* Exercise requirements *
1. From the Mavrovo travel account below, reproduce everything from "I thought it" down to "contact informed me.".
2. Continue the Mavrovo travel account below, picking up after its final sentence.

* Text extract *
════

It’s May in Macedonia and we’re still in Skopje’s traffic when guide Marko’s phone pings with a message from the mountains that summer hasn’t arrived yet.
“That’s my grandmother, he says. “It’s been snowing and the pass to Galicnik is blocked.”
I had zero expectation when I searched for a mountain bike guide to show me around Macedonia’s largest – and one of Europe’s oldest – national parks. Even though Mavrovo was first proclaimed in 1949 for its exceptional natural beauty, the park sits generally under the radar of today’s intrepid travellers.
What were the chances? I needed a local not only with a mountain bike, but someone who knew their way around five hundred kilometres of poorly marked trails in a wilderness where GPS doesn’t work.
I thought it was worth a try since a bike would make the most of the three days I had spare to explore a region where wolves, wild boar, brown bear and the critically-endangered Balkan lynx roam free between a border shared with Albania.
A message I sent out through the adventure grapevine surprisingly bore fruit. It was a pedal-stroke of luck that Marko had recently started offering mountain bike trips through Mavrovo. He and his grandparents, who run a small restaurant and guesthouse in the pretty village of Galichnik, would be “glad to have me as their guest”.
“Marko will pick you up in Skopje and you will go mountain biking with him and stay with his legendary grandparents,” my contact informed me.
More info would follow later, but who needs details when you have mountain biking and legendary grandparents in the same sentence? I immediately agreed.
Now as we crawl bumper to bumper through the choke of Skopje, I’m gutted for us both that stubborn snow has dumped on our plans. I start to mull over what I’ll do instead, but Marko’s tenacity has other ideas. “Tracey, Don’t worry,” he says resolutely, “I will arrange for someone to get us through.”
And sure enough, several hours later, we are crossing the pass to Galichnik on a freshly snow-ploughed slippery strip of tarmac. I breathe in while Marko skillfully squeezes his Opel Astra G between a cut glacier and an almighty drop-off into amen.

════

* Given data *
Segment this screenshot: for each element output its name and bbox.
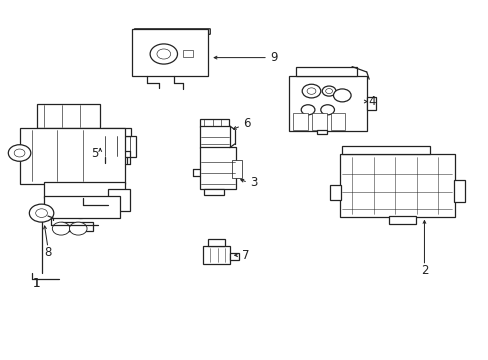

════

* Answers provided *
1.
I thought it was worth a try since a bike would make the most of the three days I had spare to explore a region where wolves, wild boar, brown bear and the critically-endangered Balkan lynx roam free between a border shared with Albania.
A message I sent out through the adventure grapevine surprisingly bore fruit. It was a pedal-stroke of luck that Marko had recently started offering mountain bike trips through Mavrovo. He and his grandparents, who run a small restaurant and guesthouse in the pretty village of Galichnik, would be “glad to have me as their guest”.
“Marko will pick you up in Skopje and you will go mountain biking with him and stay with his legendary grandparents,” my contact informed me.

2.
Galichnik was once a thriving village in a mountain region of several thousand people dependent on the wool industry. Many shepherds “Chobans” made good money from their trade. However, in 1965, wool prices fell off the edge of a cliff and the village suffered a slow and inevitable decline.
Marko’s grandparents, Borka and Pavle, were the last sheep farmers to leave the village in 1970. After a 20-year stint in the capital of Skopje, they returned to Galichnik to open a small restaurant. The couple, who have recently celebrated their 50th wedding anniversary, remain today, the only permanent residents, enduring the harsh winter months when the access road is gobbled up by glaciers.
In summer, Galichnik is known as a holiday destination for Macedonian’s seeking respite from the heat and pollution of the cities. The homes of past Chobans now serve as holiday bolt-holes for the well-heeled.
It holds a special place in history as one of the oldest “Mijak” villages in the region. Mijak people are famous for their craftsmanship and masonry skills. Their intricate woodcarvings and fresco paintings are found in some of the finest architecture throughout Macedonia.
At the entrance to the village, we pull up alongside an elevated house atop a grassy mound. On the verandah, Marko’s grandparents, Borka and Pavle, greet me.
“We like everything here, the nature, the water and the air,” says Pavle who still makes Kashkaval – a sheep cheese similar to feta.
“There is a specific cheese in almost every region of Macedonia,” Marko tells me. Galichnik village cheese is notably famed for its remarkable journey into the kitchens of the ill-fated Titanic after one of the investors met a luxury robe trader originally from the village.
These days you’ll find Kashaval in Galichnik pie, a cheese and spinach specialty cooked up by Marko’s grandmother, Borka. Regular punters are locals such as Vasko, who runs horse trekking expeditions into the mountains.
It’s clear Borka and Pavle’s passion has rubbed off on their grandson. After exploring the park’s gorges, karst fields and many of its vast peaks, the 26-year-old was convinced the intrepid would love it as much as he and his family do.
The young Macedonian has a formidable vision to revive the region. With a government support scheme and money he saved up from working in the capital, Marko gave up his job, added several guestrooms to his grandparent’s original two-room house and bought seven bikes to launch his tours.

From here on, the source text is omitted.